§ What is asked
Reproduce all the entries exactly and keep the pictures out.

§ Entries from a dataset
##############################

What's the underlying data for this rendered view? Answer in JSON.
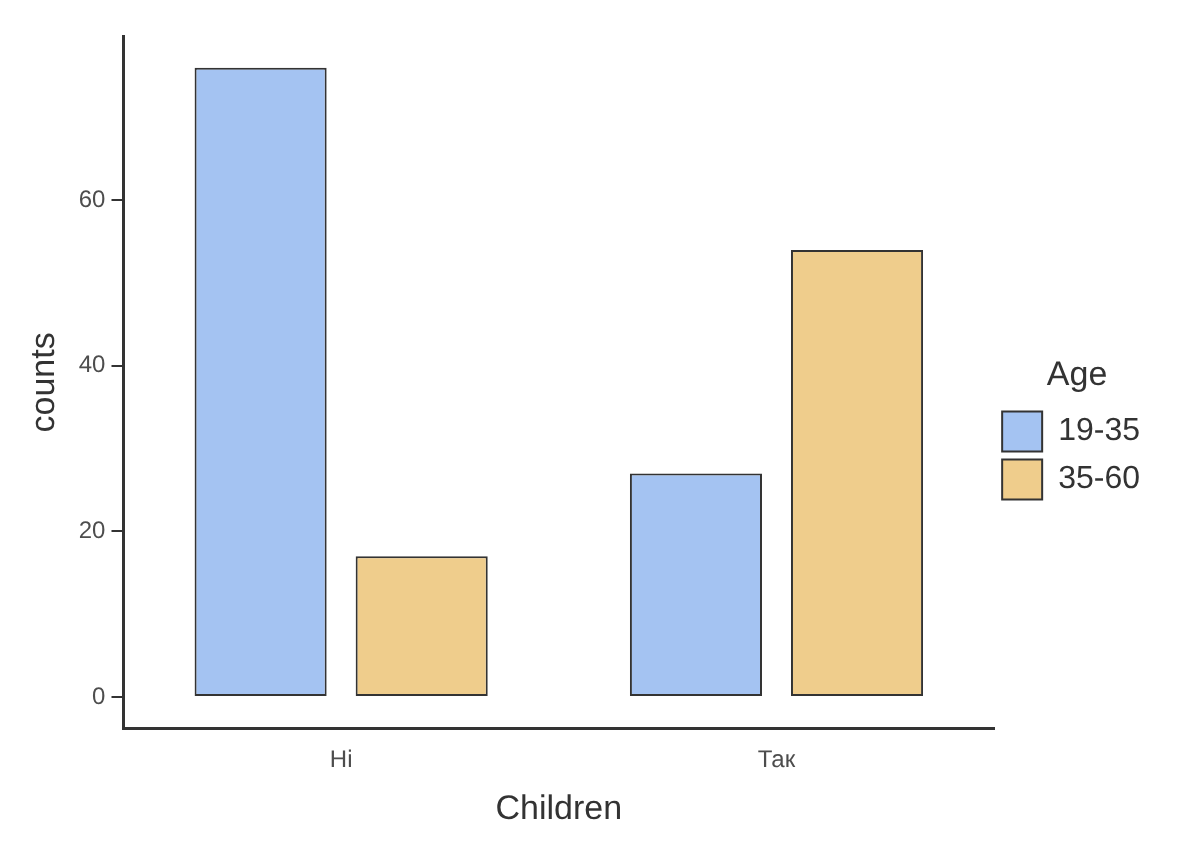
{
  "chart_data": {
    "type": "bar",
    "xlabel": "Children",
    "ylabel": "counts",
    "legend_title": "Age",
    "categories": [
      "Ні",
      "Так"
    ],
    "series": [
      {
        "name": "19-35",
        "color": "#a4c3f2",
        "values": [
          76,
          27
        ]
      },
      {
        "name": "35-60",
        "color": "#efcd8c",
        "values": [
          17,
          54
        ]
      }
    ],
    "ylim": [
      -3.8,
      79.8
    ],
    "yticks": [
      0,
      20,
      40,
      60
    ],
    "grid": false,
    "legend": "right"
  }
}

##############################

§ Exercise solution
What's the underlying data for this rendered view? Answer in JSON.
{
  "chart_data": {
    "type": "bar",
    "xlabel": "Children",
    "ylabel": "counts",
    "legend_title": "Age",
    "categories": [
      "Ні",
      "Так"
    ],
    "series": [
      {
        "name": "19-35",
        "color": "#a4c3f2",
        "values": [
          76,
          27
        ]
      },
      {
        "name": "35-60",
        "color": "#efcd8c",
        "values": [
          17,
          54
        ]
      }
    ],
    "ylim": [
      -3.8,
      79.8
    ],
    "yticks": [
      0,
      20,
      40,
      60
    ],
    "grid": false,
    "legend": "right"
  }
}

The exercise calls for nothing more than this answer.